Records from a dataset
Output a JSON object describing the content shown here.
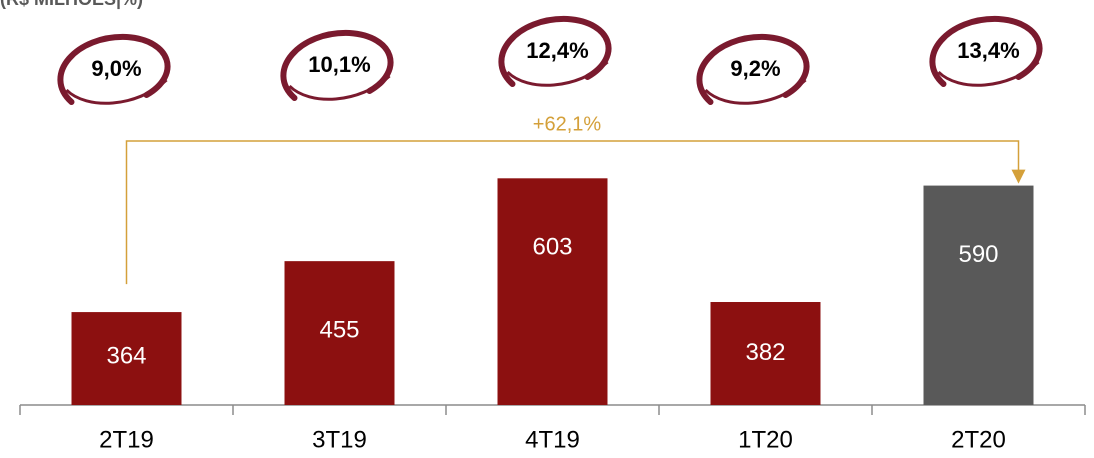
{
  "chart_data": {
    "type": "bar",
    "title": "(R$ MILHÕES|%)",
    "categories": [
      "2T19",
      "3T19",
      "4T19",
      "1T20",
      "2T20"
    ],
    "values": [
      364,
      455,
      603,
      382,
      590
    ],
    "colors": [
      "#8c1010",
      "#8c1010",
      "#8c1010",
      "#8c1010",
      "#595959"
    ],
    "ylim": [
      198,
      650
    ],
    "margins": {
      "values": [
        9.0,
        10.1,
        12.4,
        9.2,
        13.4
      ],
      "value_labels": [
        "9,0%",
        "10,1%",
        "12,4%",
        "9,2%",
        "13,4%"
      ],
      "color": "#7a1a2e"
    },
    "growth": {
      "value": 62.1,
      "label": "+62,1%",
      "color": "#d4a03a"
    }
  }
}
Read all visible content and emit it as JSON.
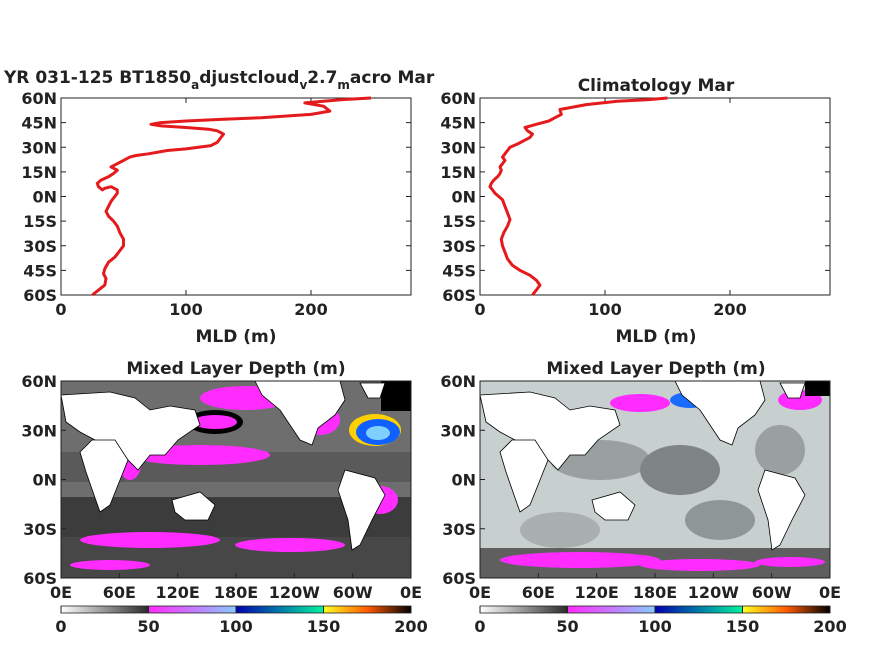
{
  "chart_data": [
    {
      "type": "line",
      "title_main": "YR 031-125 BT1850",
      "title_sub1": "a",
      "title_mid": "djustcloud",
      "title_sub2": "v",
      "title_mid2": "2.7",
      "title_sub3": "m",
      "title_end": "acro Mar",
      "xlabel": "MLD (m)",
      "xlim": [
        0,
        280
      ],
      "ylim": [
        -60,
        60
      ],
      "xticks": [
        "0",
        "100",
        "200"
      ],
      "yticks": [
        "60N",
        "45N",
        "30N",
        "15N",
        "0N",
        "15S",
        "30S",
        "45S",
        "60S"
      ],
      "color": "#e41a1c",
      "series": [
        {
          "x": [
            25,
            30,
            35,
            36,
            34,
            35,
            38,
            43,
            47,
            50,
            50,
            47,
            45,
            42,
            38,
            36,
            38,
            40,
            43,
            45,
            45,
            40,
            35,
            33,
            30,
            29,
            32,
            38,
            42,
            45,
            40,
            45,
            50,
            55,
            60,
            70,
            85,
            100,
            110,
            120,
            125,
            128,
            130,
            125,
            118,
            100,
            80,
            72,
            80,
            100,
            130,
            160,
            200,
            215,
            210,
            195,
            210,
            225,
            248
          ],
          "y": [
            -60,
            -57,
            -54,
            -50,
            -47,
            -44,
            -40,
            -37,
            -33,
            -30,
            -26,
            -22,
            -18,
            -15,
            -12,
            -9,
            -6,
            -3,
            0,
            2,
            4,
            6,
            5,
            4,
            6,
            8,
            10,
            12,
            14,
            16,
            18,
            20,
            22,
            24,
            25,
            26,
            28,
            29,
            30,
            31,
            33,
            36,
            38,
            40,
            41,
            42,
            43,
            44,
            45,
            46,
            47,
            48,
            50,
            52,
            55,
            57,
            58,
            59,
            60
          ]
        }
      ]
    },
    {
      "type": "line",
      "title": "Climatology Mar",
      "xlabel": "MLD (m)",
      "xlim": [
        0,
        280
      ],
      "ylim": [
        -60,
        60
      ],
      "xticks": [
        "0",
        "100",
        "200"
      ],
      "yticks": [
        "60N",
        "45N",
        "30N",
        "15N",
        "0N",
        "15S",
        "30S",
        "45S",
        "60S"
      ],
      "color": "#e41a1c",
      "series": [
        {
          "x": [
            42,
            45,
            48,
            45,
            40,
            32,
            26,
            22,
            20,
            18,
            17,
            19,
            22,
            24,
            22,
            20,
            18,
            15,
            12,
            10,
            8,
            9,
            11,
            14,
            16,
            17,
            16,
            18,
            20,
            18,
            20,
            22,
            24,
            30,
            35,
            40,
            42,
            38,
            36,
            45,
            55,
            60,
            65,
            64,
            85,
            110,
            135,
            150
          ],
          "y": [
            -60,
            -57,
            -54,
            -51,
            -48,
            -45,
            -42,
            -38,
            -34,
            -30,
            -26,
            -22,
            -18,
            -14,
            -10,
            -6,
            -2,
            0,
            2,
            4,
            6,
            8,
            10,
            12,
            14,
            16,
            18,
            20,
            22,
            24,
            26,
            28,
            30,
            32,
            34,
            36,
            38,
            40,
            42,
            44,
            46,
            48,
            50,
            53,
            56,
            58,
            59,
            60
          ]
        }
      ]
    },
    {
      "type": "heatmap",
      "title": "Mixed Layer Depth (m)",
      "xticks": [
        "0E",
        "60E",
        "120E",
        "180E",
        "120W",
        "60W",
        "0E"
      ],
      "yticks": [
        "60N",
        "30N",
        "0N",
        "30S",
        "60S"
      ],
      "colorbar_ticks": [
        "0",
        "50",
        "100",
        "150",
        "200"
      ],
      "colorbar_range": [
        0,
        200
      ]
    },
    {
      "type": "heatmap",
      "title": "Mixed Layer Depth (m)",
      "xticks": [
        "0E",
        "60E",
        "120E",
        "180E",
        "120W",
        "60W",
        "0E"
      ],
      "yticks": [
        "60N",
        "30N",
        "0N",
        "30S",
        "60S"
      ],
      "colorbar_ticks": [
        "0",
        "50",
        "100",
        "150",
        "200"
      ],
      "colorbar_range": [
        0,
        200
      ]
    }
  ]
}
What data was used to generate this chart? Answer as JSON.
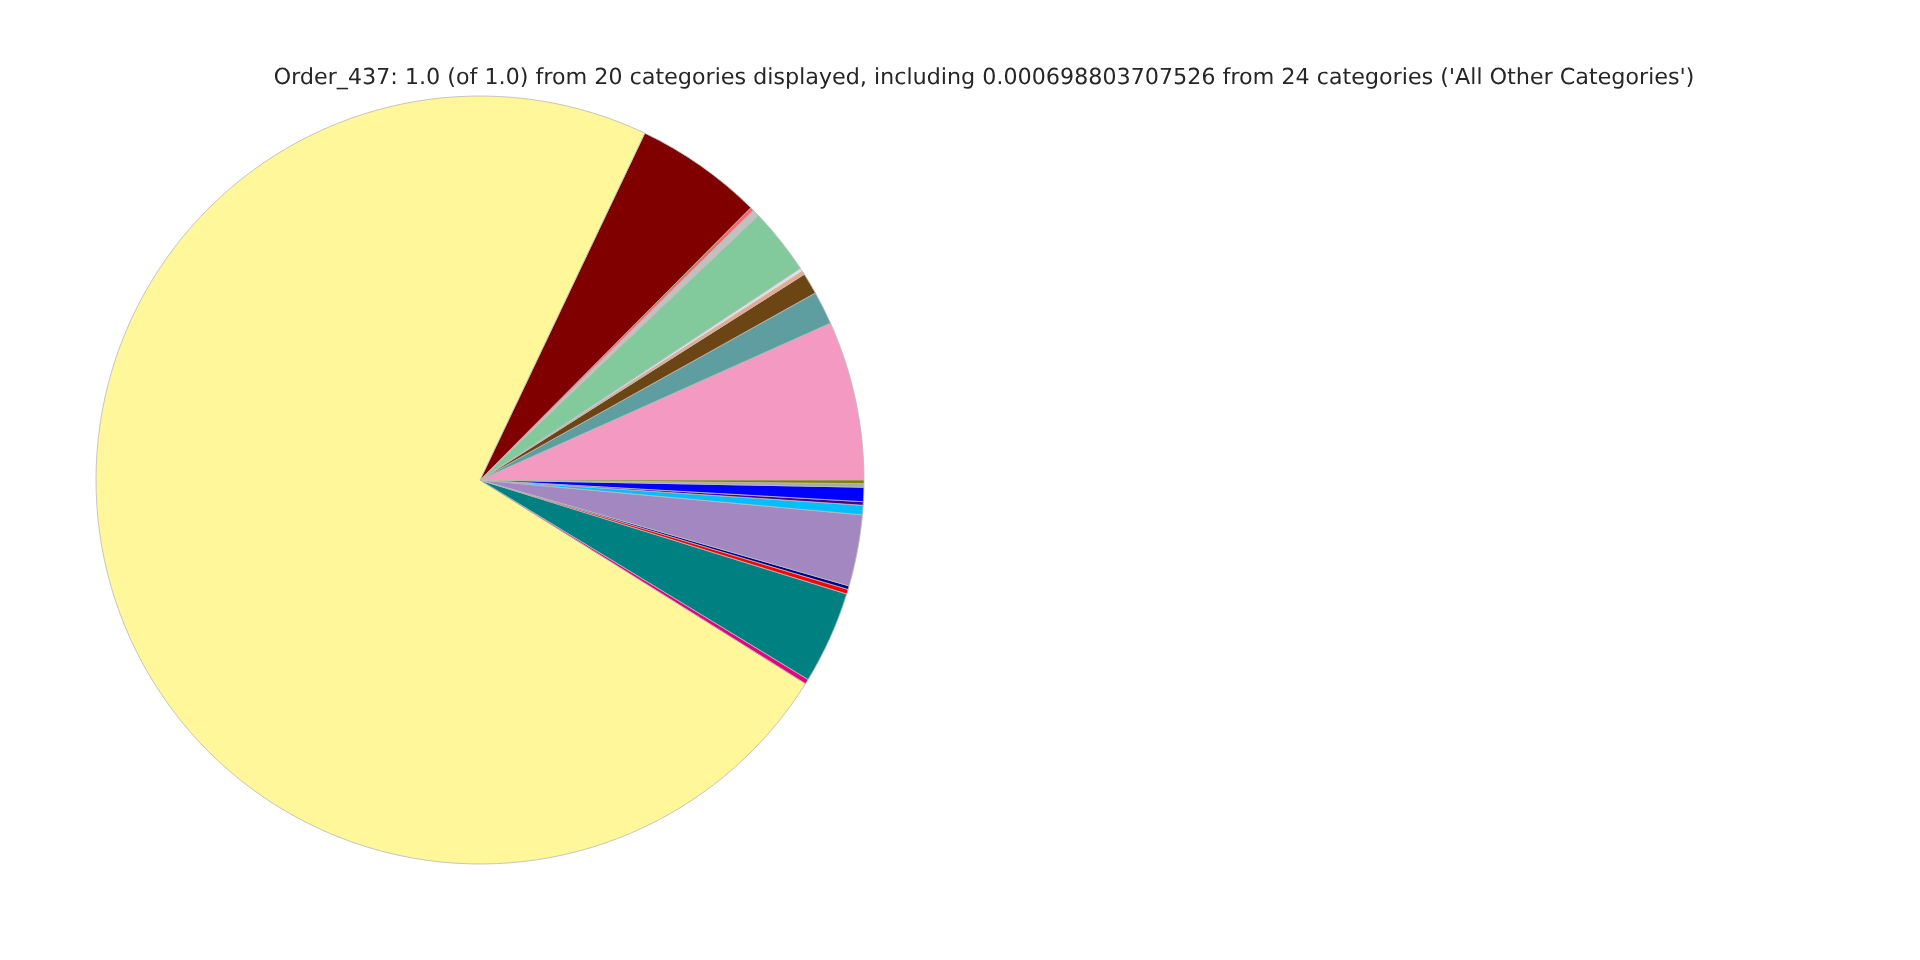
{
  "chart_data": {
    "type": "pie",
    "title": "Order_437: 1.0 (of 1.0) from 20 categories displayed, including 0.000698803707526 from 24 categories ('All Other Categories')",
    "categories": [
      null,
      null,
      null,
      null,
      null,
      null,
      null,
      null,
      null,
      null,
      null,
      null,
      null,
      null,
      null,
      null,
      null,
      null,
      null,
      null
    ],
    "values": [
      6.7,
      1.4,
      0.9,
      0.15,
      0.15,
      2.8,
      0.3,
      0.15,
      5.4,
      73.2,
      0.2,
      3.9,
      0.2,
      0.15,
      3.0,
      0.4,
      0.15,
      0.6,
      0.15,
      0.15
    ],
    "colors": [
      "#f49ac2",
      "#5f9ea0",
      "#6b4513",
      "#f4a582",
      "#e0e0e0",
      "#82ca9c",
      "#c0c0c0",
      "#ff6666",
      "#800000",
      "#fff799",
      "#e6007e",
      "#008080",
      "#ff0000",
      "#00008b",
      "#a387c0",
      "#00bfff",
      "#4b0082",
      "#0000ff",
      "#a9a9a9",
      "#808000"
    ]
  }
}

◆ Task description ◆
Write the lines above out again exactly, without any of their pictures.

◆ Written solution ◆
Output a JSON object describing the content shown here.
{
  "chart_data": {
    "type": "bar",
    "title": "(R$ MILHÕES|%)",
    "categories": [
      "2T19",
      "3T19",
      "4T19",
      "1T20",
      "2T20"
    ],
    "values": [
      364,
      455,
      603,
      382,
      590
    ],
    "colors": [
      "#8c1010",
      "#8c1010",
      "#8c1010",
      "#8c1010",
      "#595959"
    ],
    "ylim": [
      198,
      650
    ],
    "margins": {
      "values": [
        9.0,
        10.1,
        12.4,
        9.2,
        13.4
      ],
      "value_labels": [
        "9,0%",
        "10,1%",
        "12,4%",
        "9,2%",
        "13,4%"
      ],
      "color": "#7a1a2e"
    },
    "growth": {
      "value": 62.1,
      "label": "+62,1%",
      "color": "#d4a03a"
    }
  }
}
Read all visible content and emit it as JSON.
{
  "chart_data": [
    {
      "type": "line",
      "title_main": "YR 031-125 BT1850",
      "title_sub1": "a",
      "title_mid": "djustcloud",
      "title_sub2": "v",
      "title_mid2": "2.7",
      "title_sub3": "m",
      "title_end": "acro Mar",
      "xlabel": "MLD (m)",
      "xlim": [
        0,
        280
      ],
      "ylim": [
        -60,
        60
      ],
      "xticks": [
        "0",
        "100",
        "200"
      ],
      "yticks": [
        "60N",
        "45N",
        "30N",
        "15N",
        "0N",
        "15S",
        "30S",
        "45S",
        "60S"
      ],
      "color": "#e41a1c",
      "series": [
        {
          "x": [
            25,
            30,
            35,
            36,
            34,
            35,
            38,
            43,
            47,
            50,
            50,
            47,
            45,
            42,
            38,
            36,
            38,
            40,
            43,
            45,
            45,
            40,
            35,
            33,
            30,
            29,
            32,
            38,
            42,
            45,
            40,
            45,
            50,
            55,
            60,
            70,
            85,
            100,
            110,
            120,
            125,
            128,
            130,
            125,
            118,
            100,
            80,
            72,
            80,
            100,
            130,
            160,
            200,
            215,
            210,
            195,
            210,
            225,
            248
          ],
          "y": [
            -60,
            -57,
            -54,
            -50,
            -47,
            -44,
            -40,
            -37,
            -33,
            -30,
            -26,
            -22,
            -18,
            -15,
            -12,
            -9,
            -6,
            -3,
            0,
            2,
            4,
            6,
            5,
            4,
            6,
            8,
            10,
            12,
            14,
            16,
            18,
            20,
            22,
            24,
            25,
            26,
            28,
            29,
            30,
            31,
            33,
            36,
            38,
            40,
            41,
            42,
            43,
            44,
            45,
            46,
            47,
            48,
            50,
            52,
            55,
            57,
            58,
            59,
            60
          ]
        }
      ]
    },
    {
      "type": "line",
      "title": "Climatology Mar",
      "xlabel": "MLD (m)",
      "xlim": [
        0,
        280
      ],
      "ylim": [
        -60,
        60
      ],
      "xticks": [
        "0",
        "100",
        "200"
      ],
      "yticks": [
        "60N",
        "45N",
        "30N",
        "15N",
        "0N",
        "15S",
        "30S",
        "45S",
        "60S"
      ],
      "color": "#e41a1c",
      "series": [
        {
          "x": [
            42,
            45,
            48,
            45,
            40,
            32,
            26,
            22,
            20,
            18,
            17,
            19,
            22,
            24,
            22,
            20,
            18,
            15,
            12,
            10,
            8,
            9,
            11,
            14,
            16,
            17,
            16,
            18,
            20,
            18,
            20,
            22,
            24,
            30,
            35,
            40,
            42,
            38,
            36,
            45,
            55,
            60,
            65,
            64,
            85,
            110,
            135,
            150
          ],
          "y": [
            -60,
            -57,
            -54,
            -51,
            -48,
            -45,
            -42,
            -38,
            -34,
            -30,
            -26,
            -22,
            -18,
            -14,
            -10,
            -6,
            -2,
            0,
            2,
            4,
            6,
            8,
            10,
            12,
            14,
            16,
            18,
            20,
            22,
            24,
            26,
            28,
            30,
            32,
            34,
            36,
            38,
            40,
            42,
            44,
            46,
            48,
            50,
            53,
            56,
            58,
            59,
            60
          ]
        }
      ]
    },
    {
      "type": "heatmap",
      "title": "Mixed Layer Depth (m)",
      "xticks": [
        "0E",
        "60E",
        "120E",
        "180E",
        "120W",
        "60W",
        "0E"
      ],
      "yticks": [
        "60N",
        "30N",
        "0N",
        "30S",
        "60S"
      ],
      "colorbar_ticks": [
        "0",
        "50",
        "100",
        "150",
        "200"
      ],
      "colorbar_range": [
        0,
        200
      ]
    },
    {
      "type": "heatmap",
      "title": "Mixed Layer Depth (m)",
      "xticks": [
        "0E",
        "60E",
        "120E",
        "180E",
        "120W",
        "60W",
        "0E"
      ],
      "yticks": [
        "60N",
        "30N",
        "0N",
        "30S",
        "60S"
      ],
      "colorbar_ticks": [
        "0",
        "50",
        "100",
        "150",
        "200"
      ],
      "colorbar_range": [
        0,
        200
      ]
    }
  ]
}
What data was used to generate this chart? Answer as JSON.
{
  "chart_data": {
    "type": "pie",
    "title": "Order_437: 1.0 (of 1.0) from 20 categories displayed, including 0.000698803707526 from 24 categories ('All Other Categories')",
    "categories": [
      null,
      null,
      null,
      null,
      null,
      null,
      null,
      null,
      null,
      null,
      null,
      null,
      null,
      null,
      null,
      null,
      null,
      null,
      null,
      null
    ],
    "values": [
      6.7,
      1.4,
      0.9,
      0.15,
      0.15,
      2.8,
      0.3,
      0.15,
      5.4,
      73.2,
      0.2,
      3.9,
      0.2,
      0.15,
      3.0,
      0.4,
      0.15,
      0.6,
      0.15,
      0.15
    ],
    "colors": [
      "#f49ac2",
      "#5f9ea0",
      "#6b4513",
      "#f4a582",
      "#e0e0e0",
      "#82ca9c",
      "#c0c0c0",
      "#ff6666",
      "#800000",
      "#fff799",
      "#e6007e",
      "#008080",
      "#ff0000",
      "#00008b",
      "#a387c0",
      "#00bfff",
      "#4b0082",
      "#0000ff",
      "#a9a9a9",
      "#808000"
    ]
  }
}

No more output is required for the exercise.